── Provided text

Laura Johanna van 't Veer (born 1957) is a Dutch molecular biologist and clinical molecular geneticist. She is group leader molecular pathology for the Department of Pathology and Division of Experimental Therapy of The Netherlands Cancer Institute.

Education 
She attended the University of Amsterdam from 1976 to 1984 and received a B.Sc. in biology and M.Sc. in molecular oncology. She continued her studies at the University of Leiden from 1984 to 1989. She would earn her PhD focusing on the study of oncogene activation and tumorigenesis.

Career 
In 2003, van 't Veer cofounded Agendia B.V. in 2003, serving as the chief operating officer of Agendia B.V. until June 12, 2007. She continues her work with the company today as chief research officer.  She was featured in the cover story of the May–June 2006 issue of Cancer World.  With her colleagues in the field, she has been awarded a number of patents related to cancer treatment.  She has been a member of the Science Policy and Government Affairs Committee of the American Association for Cancer Research since 2014. From 2013 to 2014, she was a member of the Education and Training Committee.  She has more than 80 peer reviewed publications to her name.

────
── Data supplied

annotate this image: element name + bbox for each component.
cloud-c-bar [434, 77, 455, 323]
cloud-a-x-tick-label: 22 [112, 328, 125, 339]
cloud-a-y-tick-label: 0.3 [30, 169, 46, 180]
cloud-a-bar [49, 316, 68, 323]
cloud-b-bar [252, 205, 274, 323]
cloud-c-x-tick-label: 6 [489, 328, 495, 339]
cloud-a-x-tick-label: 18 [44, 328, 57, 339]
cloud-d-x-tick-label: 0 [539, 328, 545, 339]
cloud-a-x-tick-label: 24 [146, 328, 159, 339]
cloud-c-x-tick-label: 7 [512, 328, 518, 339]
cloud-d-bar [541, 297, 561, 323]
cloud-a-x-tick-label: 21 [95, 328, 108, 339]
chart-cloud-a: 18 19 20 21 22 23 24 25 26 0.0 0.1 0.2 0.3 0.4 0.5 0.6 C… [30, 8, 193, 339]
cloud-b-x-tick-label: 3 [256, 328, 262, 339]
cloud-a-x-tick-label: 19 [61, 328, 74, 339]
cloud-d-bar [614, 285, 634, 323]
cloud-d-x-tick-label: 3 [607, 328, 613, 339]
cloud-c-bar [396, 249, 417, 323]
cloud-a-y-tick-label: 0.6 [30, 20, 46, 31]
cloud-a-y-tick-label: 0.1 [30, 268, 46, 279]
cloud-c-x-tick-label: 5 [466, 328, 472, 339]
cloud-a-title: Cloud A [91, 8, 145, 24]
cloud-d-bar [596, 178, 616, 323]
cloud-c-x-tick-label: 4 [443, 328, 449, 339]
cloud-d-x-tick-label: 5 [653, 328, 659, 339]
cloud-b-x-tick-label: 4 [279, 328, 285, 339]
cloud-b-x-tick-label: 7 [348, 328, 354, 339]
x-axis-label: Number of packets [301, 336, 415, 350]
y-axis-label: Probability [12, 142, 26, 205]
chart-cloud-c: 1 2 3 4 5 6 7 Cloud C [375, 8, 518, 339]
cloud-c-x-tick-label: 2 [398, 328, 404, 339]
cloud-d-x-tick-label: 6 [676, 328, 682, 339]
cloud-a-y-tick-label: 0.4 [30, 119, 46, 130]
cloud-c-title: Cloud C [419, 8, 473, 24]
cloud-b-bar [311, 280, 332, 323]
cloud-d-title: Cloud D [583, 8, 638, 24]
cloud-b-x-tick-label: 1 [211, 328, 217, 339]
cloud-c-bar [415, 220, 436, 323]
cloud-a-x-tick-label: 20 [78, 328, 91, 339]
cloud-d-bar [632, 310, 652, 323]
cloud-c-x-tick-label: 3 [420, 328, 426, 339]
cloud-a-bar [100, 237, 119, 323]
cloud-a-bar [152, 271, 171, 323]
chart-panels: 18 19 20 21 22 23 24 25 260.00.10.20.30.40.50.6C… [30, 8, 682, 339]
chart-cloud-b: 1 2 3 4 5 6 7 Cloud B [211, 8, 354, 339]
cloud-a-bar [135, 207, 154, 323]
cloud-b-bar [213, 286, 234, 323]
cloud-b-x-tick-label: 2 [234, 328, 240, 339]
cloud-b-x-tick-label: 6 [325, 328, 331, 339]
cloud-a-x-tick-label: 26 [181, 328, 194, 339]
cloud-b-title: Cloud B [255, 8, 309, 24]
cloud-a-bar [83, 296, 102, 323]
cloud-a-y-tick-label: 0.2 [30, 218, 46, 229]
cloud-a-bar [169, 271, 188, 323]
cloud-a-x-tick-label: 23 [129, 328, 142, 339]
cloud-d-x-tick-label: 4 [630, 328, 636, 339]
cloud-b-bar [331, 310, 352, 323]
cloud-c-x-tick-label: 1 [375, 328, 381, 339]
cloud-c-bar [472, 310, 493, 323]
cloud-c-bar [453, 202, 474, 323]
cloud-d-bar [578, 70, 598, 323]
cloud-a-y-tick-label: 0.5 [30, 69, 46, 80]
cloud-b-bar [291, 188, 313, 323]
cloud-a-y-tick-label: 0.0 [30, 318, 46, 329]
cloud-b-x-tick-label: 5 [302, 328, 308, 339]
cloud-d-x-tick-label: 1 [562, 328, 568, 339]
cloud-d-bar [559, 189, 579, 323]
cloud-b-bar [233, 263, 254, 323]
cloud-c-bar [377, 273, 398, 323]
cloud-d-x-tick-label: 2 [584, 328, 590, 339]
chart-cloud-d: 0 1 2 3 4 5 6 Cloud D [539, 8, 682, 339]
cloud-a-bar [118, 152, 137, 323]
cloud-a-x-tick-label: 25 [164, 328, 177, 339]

────

- _Questions to answer_
- 1) Edit the text on Laura van 't Veer from "Laura Johanna van" through "activation and tumorigenesis.", swapping "oncogene activation" for "tumor suppression" and leaving the rest of the passage unchanged.
- 2) Answer these questions from the text on Laura van 't Veer.
(a) Which university did she attend from 1976 to 1984?
(b) What position did she hold at Agendia B.V. until June 12, 2007?
(c) Of which committee of the American Association for Cancer Research has she been a member since 2014?

- _Responses for each task_
- 1)
Laura Johanna van 't Veer (born 1957) is a Dutch molecular biologist and clinical molecular geneticist. She is group leader molecular pathology for the Department of Pathology and Division of Experimental Therapy of The Netherlands Cancer Institute.

Education 
She attended the University of Amsterdam from 1976 to 1984 and received a B.Sc. in biology and M.Sc. in molecular oncology. She continued her studies at the University of Leiden from 1984 to 1989. She would earn her PhD focusing on the study of tumor suppression and tumorigenesis.

- 2)
(a) The University of Amsterdam
(b) Chief operating officer
(c) The Science Policy and Government Affairs Committee